Figure contents as structured data:
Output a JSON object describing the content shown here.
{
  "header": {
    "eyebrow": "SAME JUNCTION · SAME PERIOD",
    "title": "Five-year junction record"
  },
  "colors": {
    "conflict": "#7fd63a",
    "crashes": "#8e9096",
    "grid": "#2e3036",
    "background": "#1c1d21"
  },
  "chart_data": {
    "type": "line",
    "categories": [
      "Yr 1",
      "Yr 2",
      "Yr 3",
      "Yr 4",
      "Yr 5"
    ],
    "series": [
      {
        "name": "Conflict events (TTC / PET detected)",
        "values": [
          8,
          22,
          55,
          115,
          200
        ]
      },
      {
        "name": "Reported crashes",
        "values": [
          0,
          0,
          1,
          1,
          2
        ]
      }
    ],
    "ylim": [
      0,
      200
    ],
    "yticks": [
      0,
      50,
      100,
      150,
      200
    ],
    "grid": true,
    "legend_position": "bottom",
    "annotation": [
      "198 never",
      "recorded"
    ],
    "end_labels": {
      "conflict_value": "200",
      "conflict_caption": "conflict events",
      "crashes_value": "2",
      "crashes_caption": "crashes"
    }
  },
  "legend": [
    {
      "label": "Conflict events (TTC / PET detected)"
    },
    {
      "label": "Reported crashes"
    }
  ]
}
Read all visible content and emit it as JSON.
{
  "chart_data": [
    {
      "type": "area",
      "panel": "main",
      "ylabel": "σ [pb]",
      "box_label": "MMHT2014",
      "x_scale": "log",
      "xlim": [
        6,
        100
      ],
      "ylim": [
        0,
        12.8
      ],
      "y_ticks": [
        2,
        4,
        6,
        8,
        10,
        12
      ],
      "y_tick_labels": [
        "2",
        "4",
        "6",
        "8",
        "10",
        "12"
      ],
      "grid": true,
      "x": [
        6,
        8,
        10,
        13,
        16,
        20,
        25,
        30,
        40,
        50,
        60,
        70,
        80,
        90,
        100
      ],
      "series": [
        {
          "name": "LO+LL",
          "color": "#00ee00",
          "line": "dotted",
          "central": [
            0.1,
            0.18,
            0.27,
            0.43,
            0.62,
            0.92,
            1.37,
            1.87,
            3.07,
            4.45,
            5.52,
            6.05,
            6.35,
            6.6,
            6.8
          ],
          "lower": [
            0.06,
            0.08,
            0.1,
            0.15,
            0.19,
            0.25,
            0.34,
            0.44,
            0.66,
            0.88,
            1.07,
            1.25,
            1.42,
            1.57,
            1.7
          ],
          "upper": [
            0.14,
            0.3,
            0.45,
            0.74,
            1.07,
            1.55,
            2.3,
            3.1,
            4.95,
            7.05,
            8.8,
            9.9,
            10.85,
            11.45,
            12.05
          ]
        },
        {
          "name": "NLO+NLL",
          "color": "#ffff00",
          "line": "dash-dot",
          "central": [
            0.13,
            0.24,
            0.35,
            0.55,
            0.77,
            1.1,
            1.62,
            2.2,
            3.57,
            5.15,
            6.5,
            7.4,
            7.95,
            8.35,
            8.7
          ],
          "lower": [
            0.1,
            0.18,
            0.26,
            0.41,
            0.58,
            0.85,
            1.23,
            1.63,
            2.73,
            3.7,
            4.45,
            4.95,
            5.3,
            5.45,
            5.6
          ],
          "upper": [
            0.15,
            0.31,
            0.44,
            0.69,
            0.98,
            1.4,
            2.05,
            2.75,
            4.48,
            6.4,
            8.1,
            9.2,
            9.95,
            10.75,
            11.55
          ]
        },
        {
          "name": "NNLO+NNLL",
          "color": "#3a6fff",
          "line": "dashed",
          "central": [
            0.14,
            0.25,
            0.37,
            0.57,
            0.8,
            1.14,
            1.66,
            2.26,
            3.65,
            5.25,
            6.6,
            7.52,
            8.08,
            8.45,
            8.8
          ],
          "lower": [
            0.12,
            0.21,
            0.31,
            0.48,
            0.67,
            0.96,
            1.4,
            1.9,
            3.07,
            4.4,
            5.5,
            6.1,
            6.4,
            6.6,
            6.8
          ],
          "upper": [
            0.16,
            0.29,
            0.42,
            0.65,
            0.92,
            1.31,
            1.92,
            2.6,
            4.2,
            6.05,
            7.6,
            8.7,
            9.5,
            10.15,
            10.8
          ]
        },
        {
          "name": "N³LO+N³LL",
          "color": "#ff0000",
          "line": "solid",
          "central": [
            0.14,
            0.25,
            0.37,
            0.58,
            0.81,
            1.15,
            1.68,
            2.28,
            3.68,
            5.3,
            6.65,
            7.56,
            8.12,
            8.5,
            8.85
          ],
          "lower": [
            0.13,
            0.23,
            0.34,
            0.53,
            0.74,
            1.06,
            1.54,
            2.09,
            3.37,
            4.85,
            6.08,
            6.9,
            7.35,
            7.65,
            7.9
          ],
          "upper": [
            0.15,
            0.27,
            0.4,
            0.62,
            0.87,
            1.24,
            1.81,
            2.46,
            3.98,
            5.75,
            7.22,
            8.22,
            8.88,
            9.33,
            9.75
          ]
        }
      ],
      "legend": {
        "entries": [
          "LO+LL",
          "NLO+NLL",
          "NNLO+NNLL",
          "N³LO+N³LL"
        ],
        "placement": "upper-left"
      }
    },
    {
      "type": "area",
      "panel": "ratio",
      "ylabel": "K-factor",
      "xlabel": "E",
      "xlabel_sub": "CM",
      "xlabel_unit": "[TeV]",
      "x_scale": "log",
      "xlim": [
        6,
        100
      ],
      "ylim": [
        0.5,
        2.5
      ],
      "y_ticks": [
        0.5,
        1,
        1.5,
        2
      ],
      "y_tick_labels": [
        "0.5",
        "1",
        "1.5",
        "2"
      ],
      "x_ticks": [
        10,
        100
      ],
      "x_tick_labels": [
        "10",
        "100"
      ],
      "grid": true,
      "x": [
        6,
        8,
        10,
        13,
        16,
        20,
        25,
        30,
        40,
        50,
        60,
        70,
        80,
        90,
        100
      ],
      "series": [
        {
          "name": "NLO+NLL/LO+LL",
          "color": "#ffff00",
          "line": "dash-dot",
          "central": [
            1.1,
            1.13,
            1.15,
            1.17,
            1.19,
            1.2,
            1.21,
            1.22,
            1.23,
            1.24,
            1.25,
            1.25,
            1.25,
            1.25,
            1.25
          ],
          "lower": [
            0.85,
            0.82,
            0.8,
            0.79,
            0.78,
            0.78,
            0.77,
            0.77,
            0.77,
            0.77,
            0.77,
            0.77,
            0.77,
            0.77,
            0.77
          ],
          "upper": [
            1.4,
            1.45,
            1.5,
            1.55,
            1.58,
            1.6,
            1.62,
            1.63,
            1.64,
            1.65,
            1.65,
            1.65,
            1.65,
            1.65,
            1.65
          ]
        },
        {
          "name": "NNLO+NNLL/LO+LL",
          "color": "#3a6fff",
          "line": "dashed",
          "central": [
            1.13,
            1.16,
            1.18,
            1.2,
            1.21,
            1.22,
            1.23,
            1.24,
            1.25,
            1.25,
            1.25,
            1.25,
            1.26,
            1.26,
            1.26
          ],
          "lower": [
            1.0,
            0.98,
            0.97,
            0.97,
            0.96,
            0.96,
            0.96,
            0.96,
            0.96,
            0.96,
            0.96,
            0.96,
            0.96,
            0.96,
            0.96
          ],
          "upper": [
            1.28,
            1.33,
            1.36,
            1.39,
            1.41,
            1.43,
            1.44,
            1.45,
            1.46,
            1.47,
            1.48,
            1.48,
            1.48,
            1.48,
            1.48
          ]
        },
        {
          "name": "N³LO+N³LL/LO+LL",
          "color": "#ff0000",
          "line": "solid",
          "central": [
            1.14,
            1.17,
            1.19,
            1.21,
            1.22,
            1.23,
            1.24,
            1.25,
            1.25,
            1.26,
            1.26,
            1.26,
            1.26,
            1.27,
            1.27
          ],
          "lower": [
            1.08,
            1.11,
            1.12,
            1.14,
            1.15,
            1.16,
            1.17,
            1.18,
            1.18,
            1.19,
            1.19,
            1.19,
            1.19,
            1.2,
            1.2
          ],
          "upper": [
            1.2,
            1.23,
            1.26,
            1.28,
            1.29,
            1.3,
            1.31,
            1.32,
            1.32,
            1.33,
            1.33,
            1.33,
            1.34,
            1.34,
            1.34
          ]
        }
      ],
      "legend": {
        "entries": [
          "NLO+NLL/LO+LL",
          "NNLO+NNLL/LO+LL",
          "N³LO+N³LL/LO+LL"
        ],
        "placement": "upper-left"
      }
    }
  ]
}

Problem – In the lines above, find each one with "N³LO" and list it.

The result –
          "name": "N³LO+N³LL",
          "N³LO+N³LL"
          "name": "N³LO+N³LL/LO+LL",
          "N³LO+N³LL/LO+LL"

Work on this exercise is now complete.